> _GIVEN DATA_
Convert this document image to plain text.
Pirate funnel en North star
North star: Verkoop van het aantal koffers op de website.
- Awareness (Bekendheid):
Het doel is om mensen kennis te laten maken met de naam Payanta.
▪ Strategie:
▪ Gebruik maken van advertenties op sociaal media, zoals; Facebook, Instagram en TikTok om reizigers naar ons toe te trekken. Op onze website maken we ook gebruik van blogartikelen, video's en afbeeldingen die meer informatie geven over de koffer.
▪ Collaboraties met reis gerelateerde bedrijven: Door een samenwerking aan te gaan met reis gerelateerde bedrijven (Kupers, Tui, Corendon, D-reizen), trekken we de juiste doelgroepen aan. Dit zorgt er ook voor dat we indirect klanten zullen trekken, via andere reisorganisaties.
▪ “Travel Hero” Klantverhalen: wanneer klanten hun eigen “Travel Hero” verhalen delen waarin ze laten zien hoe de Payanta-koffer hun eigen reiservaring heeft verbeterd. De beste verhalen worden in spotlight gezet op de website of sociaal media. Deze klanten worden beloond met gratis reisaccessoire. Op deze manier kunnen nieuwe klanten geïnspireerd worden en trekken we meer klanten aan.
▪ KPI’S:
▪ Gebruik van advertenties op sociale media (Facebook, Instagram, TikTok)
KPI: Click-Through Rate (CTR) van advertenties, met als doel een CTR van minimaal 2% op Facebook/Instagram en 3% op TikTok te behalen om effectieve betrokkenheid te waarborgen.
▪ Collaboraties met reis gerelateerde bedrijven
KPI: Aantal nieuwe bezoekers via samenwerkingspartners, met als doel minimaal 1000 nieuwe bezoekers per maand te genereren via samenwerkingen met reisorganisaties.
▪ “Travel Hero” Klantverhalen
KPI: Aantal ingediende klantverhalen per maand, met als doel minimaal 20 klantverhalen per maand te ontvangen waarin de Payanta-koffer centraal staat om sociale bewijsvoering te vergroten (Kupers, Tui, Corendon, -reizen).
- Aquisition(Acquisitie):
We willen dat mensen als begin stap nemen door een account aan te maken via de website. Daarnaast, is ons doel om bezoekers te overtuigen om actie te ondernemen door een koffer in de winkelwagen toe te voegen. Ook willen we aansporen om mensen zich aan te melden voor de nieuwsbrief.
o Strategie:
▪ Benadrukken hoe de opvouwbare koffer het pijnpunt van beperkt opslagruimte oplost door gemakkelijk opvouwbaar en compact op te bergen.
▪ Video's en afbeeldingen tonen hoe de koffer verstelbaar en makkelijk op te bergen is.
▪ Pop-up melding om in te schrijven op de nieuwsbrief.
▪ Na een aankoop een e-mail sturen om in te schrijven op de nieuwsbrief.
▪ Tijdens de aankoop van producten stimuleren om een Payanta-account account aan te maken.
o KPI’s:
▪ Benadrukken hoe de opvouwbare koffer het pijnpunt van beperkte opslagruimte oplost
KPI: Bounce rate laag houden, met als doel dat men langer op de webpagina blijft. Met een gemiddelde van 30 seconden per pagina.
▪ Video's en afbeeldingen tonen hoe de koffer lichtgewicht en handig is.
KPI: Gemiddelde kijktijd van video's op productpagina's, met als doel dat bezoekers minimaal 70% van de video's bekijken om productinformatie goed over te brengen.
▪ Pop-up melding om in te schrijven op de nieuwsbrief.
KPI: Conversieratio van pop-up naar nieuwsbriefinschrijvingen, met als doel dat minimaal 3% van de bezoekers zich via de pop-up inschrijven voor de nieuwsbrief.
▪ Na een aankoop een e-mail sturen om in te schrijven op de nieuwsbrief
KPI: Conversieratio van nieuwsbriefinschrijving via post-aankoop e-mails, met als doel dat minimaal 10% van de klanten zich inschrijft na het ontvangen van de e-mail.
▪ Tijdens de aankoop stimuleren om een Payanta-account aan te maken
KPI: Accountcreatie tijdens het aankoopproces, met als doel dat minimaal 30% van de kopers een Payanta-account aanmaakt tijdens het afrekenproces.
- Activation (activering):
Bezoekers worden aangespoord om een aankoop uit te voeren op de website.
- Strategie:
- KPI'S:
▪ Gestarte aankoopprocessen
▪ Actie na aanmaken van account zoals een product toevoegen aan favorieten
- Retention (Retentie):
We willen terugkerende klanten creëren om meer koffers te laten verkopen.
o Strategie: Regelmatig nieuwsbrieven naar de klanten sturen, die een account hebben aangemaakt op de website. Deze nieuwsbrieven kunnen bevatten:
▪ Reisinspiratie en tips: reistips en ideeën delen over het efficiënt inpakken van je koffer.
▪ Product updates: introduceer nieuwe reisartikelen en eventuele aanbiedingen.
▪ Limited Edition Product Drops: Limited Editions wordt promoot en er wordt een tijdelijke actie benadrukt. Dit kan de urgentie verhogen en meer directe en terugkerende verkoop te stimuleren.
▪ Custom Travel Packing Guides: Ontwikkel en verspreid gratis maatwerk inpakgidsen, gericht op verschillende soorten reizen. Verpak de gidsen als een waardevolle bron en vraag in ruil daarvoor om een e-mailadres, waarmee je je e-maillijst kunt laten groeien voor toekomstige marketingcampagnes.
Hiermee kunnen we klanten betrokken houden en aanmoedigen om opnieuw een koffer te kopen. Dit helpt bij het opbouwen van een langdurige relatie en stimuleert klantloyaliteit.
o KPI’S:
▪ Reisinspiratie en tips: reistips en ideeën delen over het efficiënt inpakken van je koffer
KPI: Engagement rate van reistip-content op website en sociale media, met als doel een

> _SET EXERCISE_
In the lines above, find each one with "North" and list it.

> _RESPONSE TO THIS EXERCISE_
Pirate funnel en North star
North star: Verkoop van het aantal koffers op de website.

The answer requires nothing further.